=== Goal of the exercise ===
From the listing that follows, output everything exactly except the pictures.

++++ Material for this exercise

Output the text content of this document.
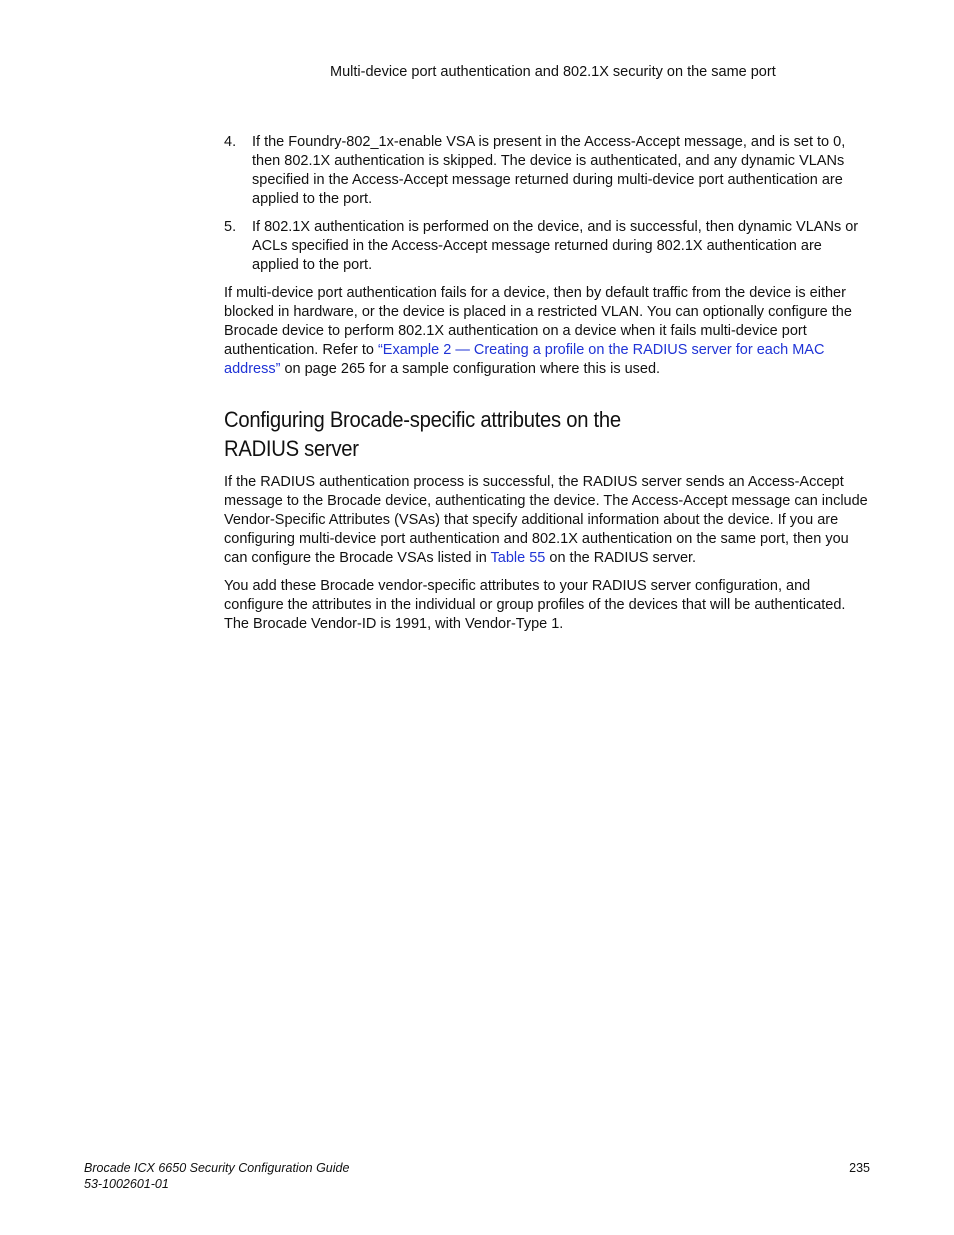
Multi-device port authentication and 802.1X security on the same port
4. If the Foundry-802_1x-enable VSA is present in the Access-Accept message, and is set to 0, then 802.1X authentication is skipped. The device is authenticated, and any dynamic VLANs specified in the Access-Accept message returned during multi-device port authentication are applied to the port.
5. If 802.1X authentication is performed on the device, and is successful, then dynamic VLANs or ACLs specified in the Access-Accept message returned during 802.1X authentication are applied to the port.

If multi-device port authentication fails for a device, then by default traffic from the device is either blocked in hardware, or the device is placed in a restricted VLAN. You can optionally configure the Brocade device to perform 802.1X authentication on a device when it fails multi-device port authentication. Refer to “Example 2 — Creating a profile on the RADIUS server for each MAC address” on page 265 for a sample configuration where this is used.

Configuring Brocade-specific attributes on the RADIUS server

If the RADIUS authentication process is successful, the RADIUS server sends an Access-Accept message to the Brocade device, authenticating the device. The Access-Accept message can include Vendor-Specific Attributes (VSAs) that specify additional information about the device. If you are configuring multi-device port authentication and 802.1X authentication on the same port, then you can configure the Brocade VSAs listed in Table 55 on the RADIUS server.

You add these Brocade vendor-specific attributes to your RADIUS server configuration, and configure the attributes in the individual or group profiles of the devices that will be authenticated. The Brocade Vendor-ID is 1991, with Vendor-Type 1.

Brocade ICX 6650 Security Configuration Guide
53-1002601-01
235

++++++++

=== Expected answer ===
Output the text content of this document.
Multi-device port authentication and 802.1X security on the same port
4. If the Foundry-802_1x-enable VSA is present in the Access-Accept message, and is set to 0, then 802.1X authentication is skipped. The device is authenticated, and any dynamic VLANs specified in the Access-Accept message returned during multi-device port authentication are applied to the port.
5. If 802.1X authentication is performed on the device, and is successful, then dynamic VLANs or ACLs specified in the Access-Accept message returned during 802.1X authentication are applied to the port.

If multi-device port authentication fails for a device, then by default traffic from the device is either blocked in hardware, or the device is placed in a restricted VLAN. You can optionally configure the Brocade device to perform 802.1X authentication on a device when it fails multi-device port authentication. Refer to “Example 2 — Creating a profile on the RADIUS server for each MAC address” on page 265 for a sample configuration where this is used.

Configuring Brocade-specific attributes on the RADIUS server

If the RADIUS authentication process is successful, the RADIUS server sends an Access-Accept message to the Brocade device, authenticating the device. The Access-Accept message can include Vendor-Specific Attributes (VSAs) that specify additional information about the device. If you are configuring multi-device port authentication and 802.1X authentication on the same port, then you can configure the Brocade VSAs listed in Table 55 on the RADIUS server.

You add these Brocade vendor-specific attributes to your RADIUS server configuration, and configure the attributes in the individual or group profiles of the devices that will be authenticated. The Brocade Vendor-ID is 1991, with Vendor-Type 1.

Brocade ICX 6650 Security Configuration Guide
53-1002601-01
235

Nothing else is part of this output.